### TASK REQUIREMENTS
In your copy, leave out the pictures; write out all the data exactly.

Saved data entries
|---|
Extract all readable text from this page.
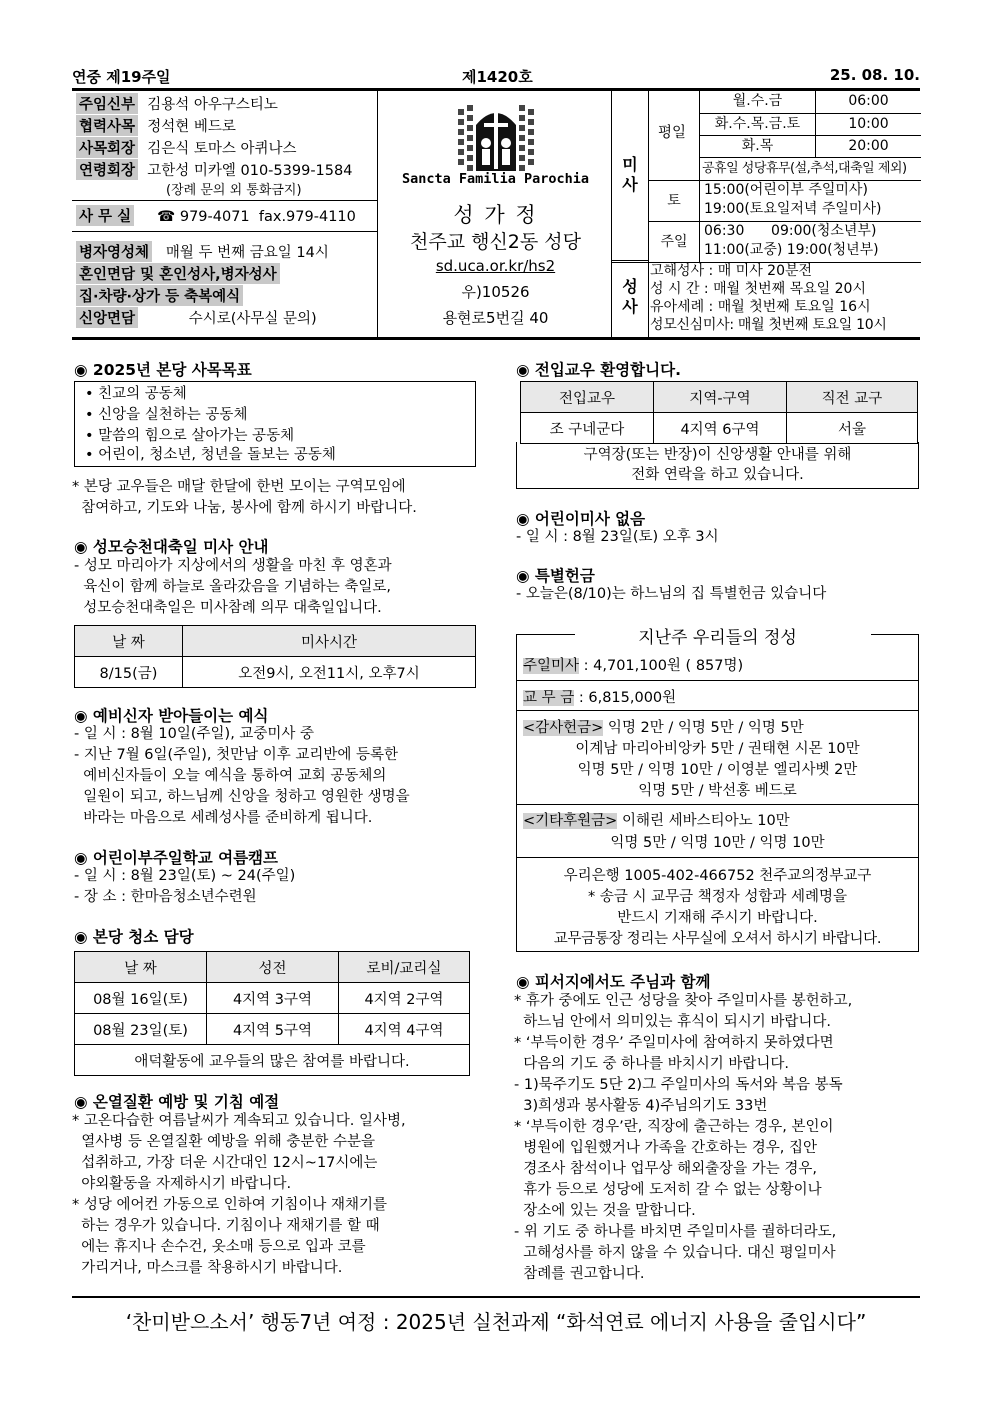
연중 제19주일	제1420호	25. 08. 10.
주임신부 김용석 아우구스티노
협력사목 정석현 베드로
사목회장 김은식 토마스 아퀴나스
연령회장 고한성 미카엘 010-5399-1584
(장례 문의 외 통화금지)
사 무 실 ☎ 979-4071 fax.979-4110
병자영성체 매월 두 번째 금요일 14시
혼인면담 및 혼인성사,병자성사
집·차량·상가 등 축복예식
신앙면담	수시로(사무실 문의)
Sancta Familia Parochia
성 가 정
천주교 행신2동 성당
sd.uca.or.kr/hs2
우)10526
용현로5번길 40
미 사
평일
월.수.금	06:00
화.수.목.금.토	10:00
화.목	20:00
공휴일 성당휴무(설,추석,대축일 제외)
토
15:00(어린이부 주일미사)
19:00(토요일저녁 주일미사)
주일
06:30      09:00(청소년부)
11:00(교중) 19:00(청년부)
성 사
고해성사 : 매 미사 20분전
성 시 간 : 매월 첫번째 목요일 20시
유아세례 : 매월 첫번째 토요일 16시
성모신심미사: 매월 첫번째 토요일 10시
◉ 2025년 본당 사목목표
• 친교의 공동체
• 신앙을 실천하는 공동체
• 말씀의 힘으로 살아가는 공동체
• 어린이, 청소년, 청년을 돌보는 공동체
* 본당 교우들은 매달 한달에 한번 모이는 구역모임에
참여하고, 기도와 나눔, 봉사에 함께 하시기 바랍니다.
◉ 성모승천대축일 미사 안내
- 성모 마리아가 지상에서의 생활을 마친 후 영혼과
육신이 함께 하늘로 올라갔음을 기념하는 축일로,
성모승천대축일은 미사참례 의무 대축일입니다.
날 짜	미사시간
8/15(금)	오전9시, 오전11시, 오후7시
◉ 예비신자 받아들이는 예식
- 일 시 : 8월 10일(주일), 교중미사 중
- 지난 7월 6일(주일), 첫만남 이후 교리반에 등록한
예비신자들이 오늘 예식을 통하여 교회 공동체의
일원이 되고, 하느님께 신앙을 청하고 영원한 생명을
바라는 마음으로 세례성사를 준비하게 됩니다.
◉ 어린이부주일학교 여름캠프
- 일 시 : 8월 23일(토) ~ 24(주일)
- 장 소 : 한마음청소년수련원
◉ 본당 청소 담당
날 짜	성전	로비/교리실
08월 16일(토)	4지역 3구역	4지역 2구역
08월 23일(토)	4지역 5구역	4지역 4구역
애덕활동에 교우들의 많은 참여를 바랍니다.		
◉ 온열질환 예방 및 기침 예절
* 고온다습한 여름날씨가 계속되고 있습니다. 일사병,
열사병 등 온열질환 예방을 위해 충분한 수분을
섭취하고, 가장 더운 시간대인 12시~17시에는
야외활동을 자제하시기 바랍니다.
* 성당 에어컨 가동으로 인하여 기침이나 재채기를
하는 경우가 있습니다. 기침이나 재채기를 할 때
에는 휴지나 손수건, 옷소매 등으로 입과 코를
가리거나, 마스크를 착용하시기 바랍니다.
◉ 전입교우 환영합니다.
전입교우	지역-구역	직전 교구
조 구네군다	4지역 6구역	서울
구역장(또는 반장)이 신앙생활 안내를 위해
전화 연락을 하고 있습니다.
◉ 어린이미사 없음
- 일 시 : 8월 23일(토) 오후 3시
◉ 특별헌금
- 오늘은(8/10)는 하느님의 집 특별헌금 있습니다
지난주 우리들의 정성
주일미사 : 4,701,100원 ( 857명)
교 무 금 : 6,815,000원
<감사헌금> 익명 2만 / 익명 5만 / 익명 5만
이계남 마리아비앙카 5만 / 권태현 시몬 10만
익명 5만 / 익명 10만 / 이영분 엘리사벳 2만
익명 5만 / 박선홍 베드로
<기타후원금> 이해린 세바스티아노 10만
익명 5만 / 익명 10만 / 익명 10만
우리은행 1005-402-466752 천주교의정부교구
* 송금 시 교무금 책정자 성함과 세례명을
반드시 기재해 주시기 바랍니다.
교무금통장 정리는 사무실에 오셔서 하시기 바랍니다.
◉ 피서지에서도 주님과 함께
* 휴가 중에도 인근 성당을 찾아 주일미사를 봉헌하고,
하느님 안에서 의미있는 휴식이 되시기 바랍니다.
* ‘부득이한 경우’ 주일미사에 참여하지 못하였다면
다음의 기도 중 하나를 바치시기 바랍니다.
- 1)묵주기도 5단 2)그 주일미사의 독서와 복음 봉독
3)희생과 봉사활동 4)주님의기도 33번
* ‘부득이한 경우’란, 직장에 출근하는 경우, 본인이
병원에 입원했거나 가족을 간호하는 경우, 집안
경조사 참석이나 업무상 해외출장을 가는 경우,
휴가 등으로 성당에 도저히 갈 수 없는 상황이나
장소에 있는 것을 말합니다.
- 위 기도 중 하나를 바치면 주일미사를 궐하더라도,
고해성사를 하지 않을 수 있습니다. 대신 평일미사
참례를 권고합니다.
‘찬미받으소서’ 행동7년 여정 : 2025년 실천과제 “화석연료 에너지 사용을 줄입시다”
|---|
### WRITTEN RESPONSE
Extract all readable text from this page.
연중 제19주일	제1420호	25. 08. 10.
주임신부 김용석 아우구스티노
협력사목 정석현 베드로
사목회장 김은식 토마스 아퀴나스
연령회장 고한성 미카엘 010-5399-1584
(장례 문의 외 통화금지)
사 무 실 ☎ 979-4071 fax.979-4110
병자영성체 매월 두 번째 금요일 14시
혼인면담 및 혼인성사,병자성사
집·차량·상가 등 축복예식
신앙면담	수시로(사무실 문의)
Sancta Familia Parochia
성 가 정
천주교 행신2동 성당
sd.uca.or.kr/hs2
우)10526
용현로5번길 40
미 사
평일
월.수.금	06:00
화.수.목.금.토	10:00
화.목	20:00
공휴일 성당휴무(설,추석,대축일 제외)
토
15:00(어린이부 주일미사)
19:00(토요일저녁 주일미사)
주일
06:30      09:00(청소년부)
11:00(교중) 19:00(청년부)
성 사
고해성사 : 매 미사 20분전
성 시 간 : 매월 첫번째 목요일 20시
유아세례 : 매월 첫번째 토요일 16시
성모신심미사: 매월 첫번째 토요일 10시
◉ 2025년 본당 사목목표
• 친교의 공동체
• 신앙을 실천하는 공동체
• 말씀의 힘으로 살아가는 공동체
• 어린이, 청소년, 청년을 돌보는 공동체
* 본당 교우들은 매달 한달에 한번 모이는 구역모임에
참여하고, 기도와 나눔, 봉사에 함께 하시기 바랍니다.
◉ 성모승천대축일 미사 안내
- 성모 마리아가 지상에서의 생활을 마친 후 영혼과
육신이 함께 하늘로 올라갔음을 기념하는 축일로,
성모승천대축일은 미사참례 의무 대축일입니다.
날 짜	미사시간
8/15(금)	오전9시, 오전11시, 오후7시
◉ 예비신자 받아들이는 예식
- 일 시 : 8월 10일(주일), 교중미사 중
- 지난 7월 6일(주일), 첫만남 이후 교리반에 등록한
예비신자들이 오늘 예식을 통하여 교회 공동체의
일원이 되고, 하느님께 신앙을 청하고 영원한 생명을
바라는 마음으로 세례성사를 준비하게 됩니다.
◉ 어린이부주일학교 여름캠프
- 일 시 : 8월 23일(토) ~ 24(주일)
- 장 소 : 한마음청소년수련원
◉ 본당 청소 담당
날 짜	성전	로비/교리실
08월 16일(토)	4지역 3구역	4지역 2구역
08월 23일(토)	4지역 5구역	4지역 4구역
애덕활동에 교우들의 많은 참여를 바랍니다.		
◉ 온열질환 예방 및 기침 예절
* 고온다습한 여름날씨가 계속되고 있습니다. 일사병,
열사병 등 온열질환 예방을 위해 충분한 수분을
섭취하고, 가장 더운 시간대인 12시~17시에는
야외활동을 자제하시기 바랍니다.
* 성당 에어컨 가동으로 인하여 기침이나 재채기를
하는 경우가 있습니다. 기침이나 재채기를 할 때
에는 휴지나 손수건, 옷소매 등으로 입과 코를
가리거나, 마스크를 착용하시기 바랍니다.
◉ 전입교우 환영합니다.
전입교우	지역-구역	직전 교구
조 구네군다	4지역 6구역	서울
구역장(또는 반장)이 신앙생활 안내를 위해
전화 연락을 하고 있습니다.
◉ 어린이미사 없음
- 일 시 : 8월 23일(토) 오후 3시
◉ 특별헌금
- 오늘은(8/10)는 하느님의 집 특별헌금 있습니다
지난주 우리들의 정성
주일미사 : 4,701,100원 ( 857명)
교 무 금 : 6,815,000원
<감사헌금> 익명 2만 / 익명 5만 / 익명 5만
이계남 마리아비앙카 5만 / 권태현 시몬 10만
익명 5만 / 익명 10만 / 이영분 엘리사벳 2만
익명 5만 / 박선홍 베드로
<기타후원금> 이해린 세바스티아노 10만
익명 5만 / 익명 10만 / 익명 10만
우리은행 1005-402-466752 천주교의정부교구
* 송금 시 교무금 책정자 성함과 세례명을
반드시 기재해 주시기 바랍니다.
교무금통장 정리는 사무실에 오셔서 하시기 바랍니다.
◉ 피서지에서도 주님과 함께
* 휴가 중에도 인근 성당을 찾아 주일미사를 봉헌하고,
하느님 안에서 의미있는 휴식이 되시기 바랍니다.
* ‘부득이한 경우’ 주일미사에 참여하지 못하였다면
다음의 기도 중 하나를 바치시기 바랍니다.
- 1)묵주기도 5단 2)그 주일미사의 독서와 복음 봉독
3)희생과 봉사활동 4)주님의기도 33번
* ‘부득이한 경우’란, 직장에 출근하는 경우, 본인이
병원에 입원했거나 가족을 간호하는 경우, 집안
경조사 참석이나 업무상 해외출장을 가는 경우,
휴가 등으로 성당에 도저히 갈 수 없는 상황이나
장소에 있는 것을 말합니다.
- 위 기도 중 하나를 바치면 주일미사를 궐하더라도,
고해성사를 하지 않을 수 있습니다. 대신 평일미사
참례를 권고합니다.
‘찬미받으소서’ 행동7년 여정 : 2025년 실천과제 “화석연료 에너지 사용을 줄입시다”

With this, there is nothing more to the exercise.